EXERCISE AIM →
Give every entry again, unchanged, and leave its images out.

>> start GIVEN INFORMATION

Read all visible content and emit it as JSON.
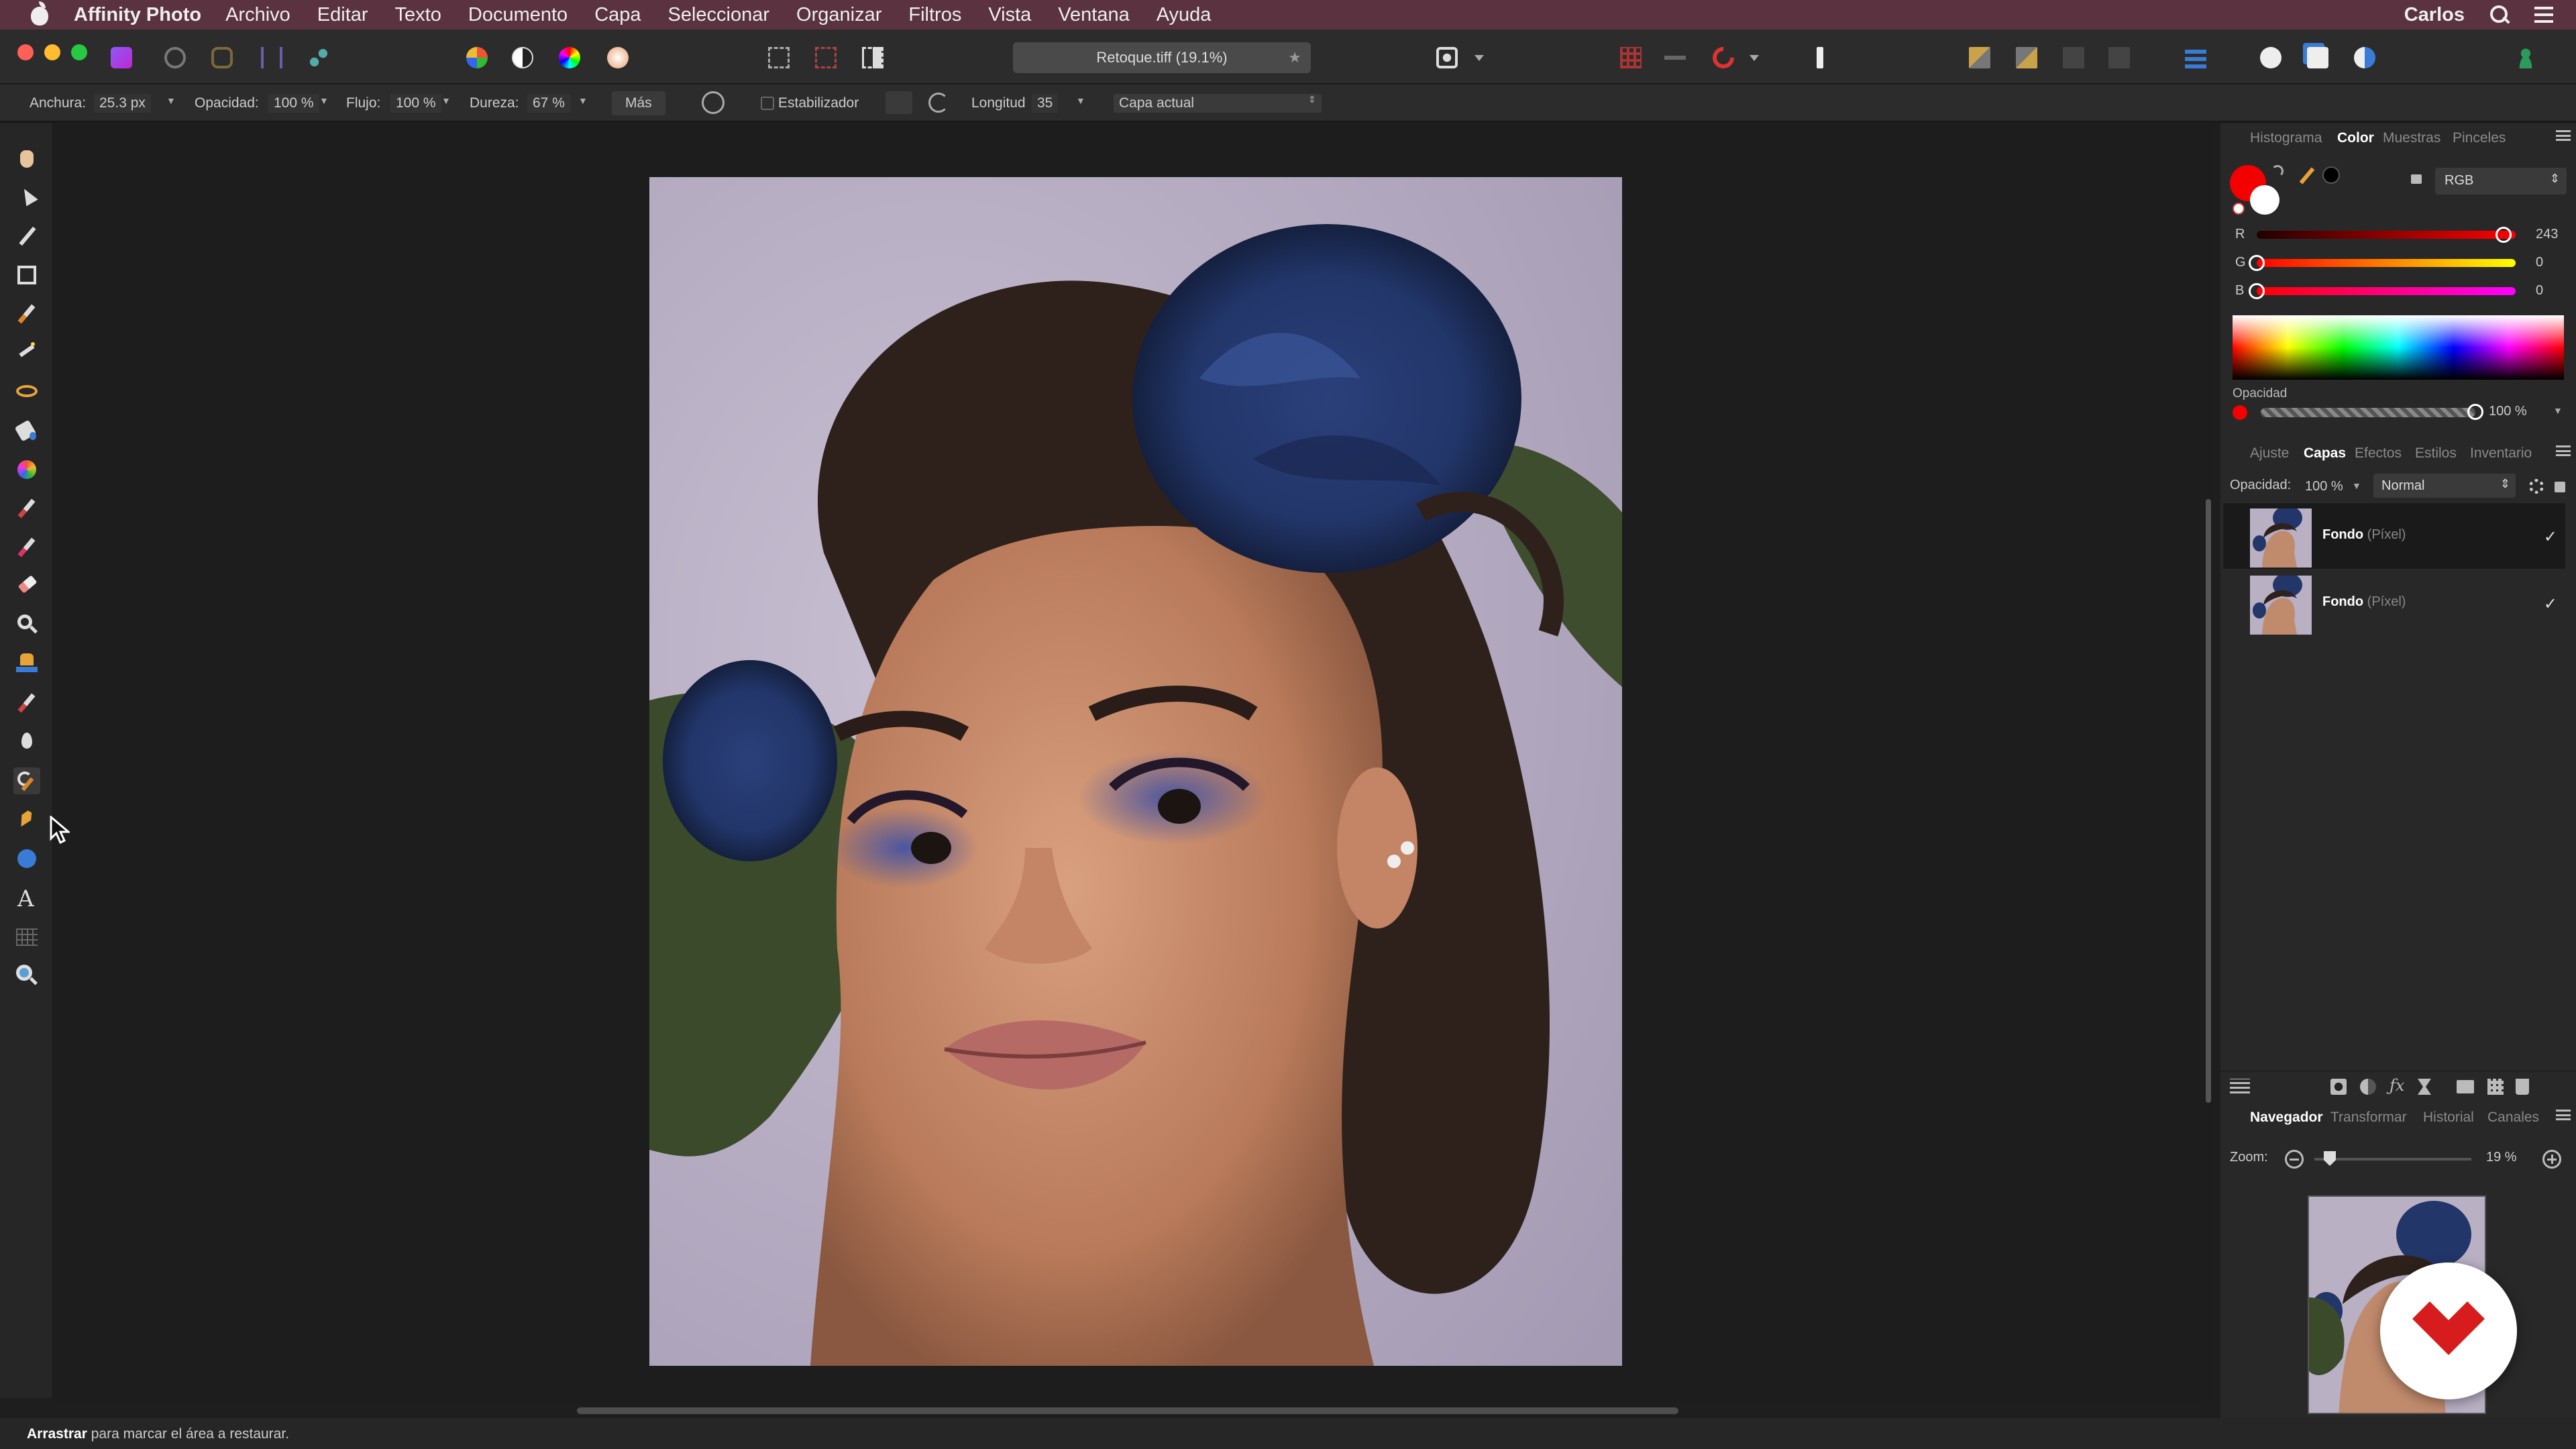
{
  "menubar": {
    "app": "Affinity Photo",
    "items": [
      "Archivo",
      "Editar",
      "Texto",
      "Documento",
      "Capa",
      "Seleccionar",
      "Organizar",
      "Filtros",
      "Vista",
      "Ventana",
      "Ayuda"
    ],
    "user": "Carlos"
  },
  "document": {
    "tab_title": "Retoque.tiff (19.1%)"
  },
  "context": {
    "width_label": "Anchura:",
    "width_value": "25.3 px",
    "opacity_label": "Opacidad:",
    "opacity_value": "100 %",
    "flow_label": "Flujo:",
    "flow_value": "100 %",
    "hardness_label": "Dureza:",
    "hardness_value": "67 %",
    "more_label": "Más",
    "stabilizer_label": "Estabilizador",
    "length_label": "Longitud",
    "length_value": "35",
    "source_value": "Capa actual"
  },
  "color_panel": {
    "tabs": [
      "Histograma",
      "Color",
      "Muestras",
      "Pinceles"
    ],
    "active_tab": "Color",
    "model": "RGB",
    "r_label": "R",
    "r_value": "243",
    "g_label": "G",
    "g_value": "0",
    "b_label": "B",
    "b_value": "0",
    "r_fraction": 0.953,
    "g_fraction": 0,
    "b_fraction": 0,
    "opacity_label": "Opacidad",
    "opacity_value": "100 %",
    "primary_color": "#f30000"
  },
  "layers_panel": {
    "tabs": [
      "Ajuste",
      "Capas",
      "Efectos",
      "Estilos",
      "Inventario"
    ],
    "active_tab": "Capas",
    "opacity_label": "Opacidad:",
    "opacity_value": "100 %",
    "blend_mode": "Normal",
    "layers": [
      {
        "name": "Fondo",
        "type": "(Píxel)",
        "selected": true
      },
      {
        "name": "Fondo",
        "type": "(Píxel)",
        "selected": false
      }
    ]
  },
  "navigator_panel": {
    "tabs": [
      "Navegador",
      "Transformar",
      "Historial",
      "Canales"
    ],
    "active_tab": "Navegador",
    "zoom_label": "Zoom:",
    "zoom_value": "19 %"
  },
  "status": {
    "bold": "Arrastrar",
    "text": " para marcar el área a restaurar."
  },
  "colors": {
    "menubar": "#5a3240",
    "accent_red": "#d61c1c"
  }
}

>> end GIVEN INFORMATION

RESULT BELOW →
Read all visible content and emit it as JSON.
{
  "menubar": {
    "app": "Affinity Photo",
    "items": [
      "Archivo",
      "Editar",
      "Texto",
      "Documento",
      "Capa",
      "Seleccionar",
      "Organizar",
      "Filtros",
      "Vista",
      "Ventana",
      "Ayuda"
    ],
    "user": "Carlos"
  },
  "document": {
    "tab_title": "Retoque.tiff (19.1%)"
  },
  "context": {
    "width_label": "Anchura:",
    "width_value": "25.3 px",
    "opacity_label": "Opacidad:",
    "opacity_value": "100 %",
    "flow_label": "Flujo:",
    "flow_value": "100 %",
    "hardness_label": "Dureza:",
    "hardness_value": "67 %",
    "more_label": "Más",
    "stabilizer_label": "Estabilizador",
    "length_label": "Longitud",
    "length_value": "35",
    "source_value": "Capa actual"
  },
  "color_panel": {
    "tabs": [
      "Histograma",
      "Color",
      "Muestras",
      "Pinceles"
    ],
    "active_tab": "Color",
    "model": "RGB",
    "r_label": "R",
    "r_value": "243",
    "g_label": "G",
    "g_value": "0",
    "b_label": "B",
    "b_value": "0",
    "r_fraction": 0.953,
    "g_fraction": 0,
    "b_fraction": 0,
    "opacity_label": "Opacidad",
    "opacity_value": "100 %",
    "primary_color": "#f30000"
  },
  "layers_panel": {
    "tabs": [
      "Ajuste",
      "Capas",
      "Efectos",
      "Estilos",
      "Inventario"
    ],
    "active_tab": "Capas",
    "opacity_label": "Opacidad:",
    "opacity_value": "100 %",
    "blend_mode": "Normal",
    "layers": [
      {
        "name": "Fondo",
        "type": "(Píxel)",
        "selected": true
      },
      {
        "name": "Fondo",
        "type": "(Píxel)",
        "selected": false
      }
    ]
  },
  "navigator_panel": {
    "tabs": [
      "Navegador",
      "Transformar",
      "Historial",
      "Canales"
    ],
    "active_tab": "Navegador",
    "zoom_label": "Zoom:",
    "zoom_value": "19 %"
  },
  "status": {
    "bold": "Arrastrar",
    "text": " para marcar el área a restaurar."
  },
  "colors": {
    "menubar": "#5a3240",
    "accent_red": "#d61c1c"
  }
}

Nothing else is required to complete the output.